Task instructions: Please copy every line of the records below that holds the word "Waterproof".

═══ Excerpted records

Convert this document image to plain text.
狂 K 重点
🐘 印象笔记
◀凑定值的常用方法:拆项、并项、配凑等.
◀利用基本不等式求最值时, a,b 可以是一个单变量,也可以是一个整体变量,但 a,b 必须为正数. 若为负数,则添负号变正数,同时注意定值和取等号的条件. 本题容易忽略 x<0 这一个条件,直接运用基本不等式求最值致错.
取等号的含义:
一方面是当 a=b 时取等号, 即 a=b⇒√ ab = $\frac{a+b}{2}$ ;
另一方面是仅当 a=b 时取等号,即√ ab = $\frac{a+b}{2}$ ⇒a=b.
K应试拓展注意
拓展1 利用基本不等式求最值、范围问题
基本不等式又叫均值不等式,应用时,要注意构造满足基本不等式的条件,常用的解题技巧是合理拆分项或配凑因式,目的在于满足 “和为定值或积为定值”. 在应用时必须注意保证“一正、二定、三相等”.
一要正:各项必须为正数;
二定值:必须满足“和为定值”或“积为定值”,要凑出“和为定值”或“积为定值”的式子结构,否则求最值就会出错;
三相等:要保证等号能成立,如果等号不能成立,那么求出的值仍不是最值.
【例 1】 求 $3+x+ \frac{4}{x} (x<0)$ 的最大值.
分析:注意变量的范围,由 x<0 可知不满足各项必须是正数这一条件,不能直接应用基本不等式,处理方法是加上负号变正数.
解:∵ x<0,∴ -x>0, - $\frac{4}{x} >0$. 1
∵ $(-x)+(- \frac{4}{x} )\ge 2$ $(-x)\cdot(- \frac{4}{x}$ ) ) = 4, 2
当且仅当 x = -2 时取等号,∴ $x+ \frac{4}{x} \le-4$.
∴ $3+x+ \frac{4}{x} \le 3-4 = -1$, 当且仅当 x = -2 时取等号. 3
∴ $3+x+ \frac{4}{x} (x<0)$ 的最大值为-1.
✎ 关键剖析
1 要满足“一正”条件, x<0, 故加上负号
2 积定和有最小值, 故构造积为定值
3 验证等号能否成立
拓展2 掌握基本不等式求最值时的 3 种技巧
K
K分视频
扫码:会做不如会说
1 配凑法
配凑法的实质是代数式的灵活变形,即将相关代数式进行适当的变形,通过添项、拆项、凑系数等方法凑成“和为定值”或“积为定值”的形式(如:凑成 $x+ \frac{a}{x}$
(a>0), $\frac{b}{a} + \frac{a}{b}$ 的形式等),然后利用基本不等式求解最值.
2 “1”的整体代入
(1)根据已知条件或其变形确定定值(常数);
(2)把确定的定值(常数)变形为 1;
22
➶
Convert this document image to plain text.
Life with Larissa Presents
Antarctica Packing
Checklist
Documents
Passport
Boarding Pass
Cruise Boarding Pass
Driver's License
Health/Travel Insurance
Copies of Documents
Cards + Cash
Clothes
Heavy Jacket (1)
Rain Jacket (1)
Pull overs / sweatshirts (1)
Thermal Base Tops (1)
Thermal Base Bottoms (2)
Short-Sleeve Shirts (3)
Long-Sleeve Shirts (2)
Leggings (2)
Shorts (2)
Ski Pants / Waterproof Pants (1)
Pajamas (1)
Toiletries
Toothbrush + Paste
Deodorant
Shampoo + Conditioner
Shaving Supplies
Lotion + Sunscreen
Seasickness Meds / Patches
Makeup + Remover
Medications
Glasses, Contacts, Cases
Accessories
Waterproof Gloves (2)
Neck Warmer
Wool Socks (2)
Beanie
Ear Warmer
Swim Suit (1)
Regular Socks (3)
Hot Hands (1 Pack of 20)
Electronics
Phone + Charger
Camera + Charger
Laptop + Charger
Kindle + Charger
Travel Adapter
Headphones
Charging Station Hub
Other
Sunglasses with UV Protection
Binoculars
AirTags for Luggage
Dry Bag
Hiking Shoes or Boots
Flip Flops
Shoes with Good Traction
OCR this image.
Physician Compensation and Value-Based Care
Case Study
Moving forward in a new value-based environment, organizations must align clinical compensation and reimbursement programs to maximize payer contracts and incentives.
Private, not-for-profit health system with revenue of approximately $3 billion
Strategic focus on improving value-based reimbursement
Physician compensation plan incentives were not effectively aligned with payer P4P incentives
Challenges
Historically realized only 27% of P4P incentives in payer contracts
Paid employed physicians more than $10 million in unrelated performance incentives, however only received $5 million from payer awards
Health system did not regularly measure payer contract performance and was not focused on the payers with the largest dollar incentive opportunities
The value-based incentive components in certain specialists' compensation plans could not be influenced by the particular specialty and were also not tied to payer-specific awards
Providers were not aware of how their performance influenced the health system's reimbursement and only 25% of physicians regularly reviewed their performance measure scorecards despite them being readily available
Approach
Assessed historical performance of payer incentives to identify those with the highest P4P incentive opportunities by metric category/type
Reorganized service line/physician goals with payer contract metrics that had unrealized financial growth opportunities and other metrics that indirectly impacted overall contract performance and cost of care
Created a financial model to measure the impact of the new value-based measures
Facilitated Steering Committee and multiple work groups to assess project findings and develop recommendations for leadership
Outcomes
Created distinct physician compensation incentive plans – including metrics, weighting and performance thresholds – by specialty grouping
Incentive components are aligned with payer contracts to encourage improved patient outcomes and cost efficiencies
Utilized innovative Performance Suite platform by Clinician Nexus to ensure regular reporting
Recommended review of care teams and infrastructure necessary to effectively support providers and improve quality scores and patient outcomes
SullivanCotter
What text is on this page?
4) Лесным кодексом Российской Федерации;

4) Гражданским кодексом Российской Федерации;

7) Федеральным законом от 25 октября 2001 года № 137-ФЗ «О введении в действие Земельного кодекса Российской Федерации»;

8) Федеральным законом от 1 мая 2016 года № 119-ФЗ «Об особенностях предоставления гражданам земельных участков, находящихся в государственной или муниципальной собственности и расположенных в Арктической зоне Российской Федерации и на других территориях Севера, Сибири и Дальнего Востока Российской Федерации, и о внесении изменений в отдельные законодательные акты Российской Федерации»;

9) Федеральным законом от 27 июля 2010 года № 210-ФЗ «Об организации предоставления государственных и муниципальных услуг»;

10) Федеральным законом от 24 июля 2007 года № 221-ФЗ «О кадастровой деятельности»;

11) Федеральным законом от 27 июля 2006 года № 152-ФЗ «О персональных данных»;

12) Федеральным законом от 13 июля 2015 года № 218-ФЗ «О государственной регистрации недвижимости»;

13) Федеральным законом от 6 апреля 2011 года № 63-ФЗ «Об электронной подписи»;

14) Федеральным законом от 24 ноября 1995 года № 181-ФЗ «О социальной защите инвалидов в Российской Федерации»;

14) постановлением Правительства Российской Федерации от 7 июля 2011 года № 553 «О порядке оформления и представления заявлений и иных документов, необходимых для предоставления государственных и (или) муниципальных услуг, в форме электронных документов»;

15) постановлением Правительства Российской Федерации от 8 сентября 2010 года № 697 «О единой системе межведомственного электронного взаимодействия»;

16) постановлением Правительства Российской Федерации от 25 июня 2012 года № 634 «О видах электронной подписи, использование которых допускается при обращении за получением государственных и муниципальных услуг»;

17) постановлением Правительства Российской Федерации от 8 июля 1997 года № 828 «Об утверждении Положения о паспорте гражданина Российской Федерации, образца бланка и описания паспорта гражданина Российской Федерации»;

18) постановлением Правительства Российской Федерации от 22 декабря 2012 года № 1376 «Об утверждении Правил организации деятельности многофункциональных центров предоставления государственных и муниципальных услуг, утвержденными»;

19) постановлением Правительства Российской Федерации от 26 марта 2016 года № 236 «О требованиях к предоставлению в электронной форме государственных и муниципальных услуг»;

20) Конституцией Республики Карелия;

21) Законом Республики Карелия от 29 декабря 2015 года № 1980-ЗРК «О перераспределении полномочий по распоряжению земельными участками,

══════

Worked answer:
Ski Pants / Waterproof Pants (1)
Waterproof Gloves (2)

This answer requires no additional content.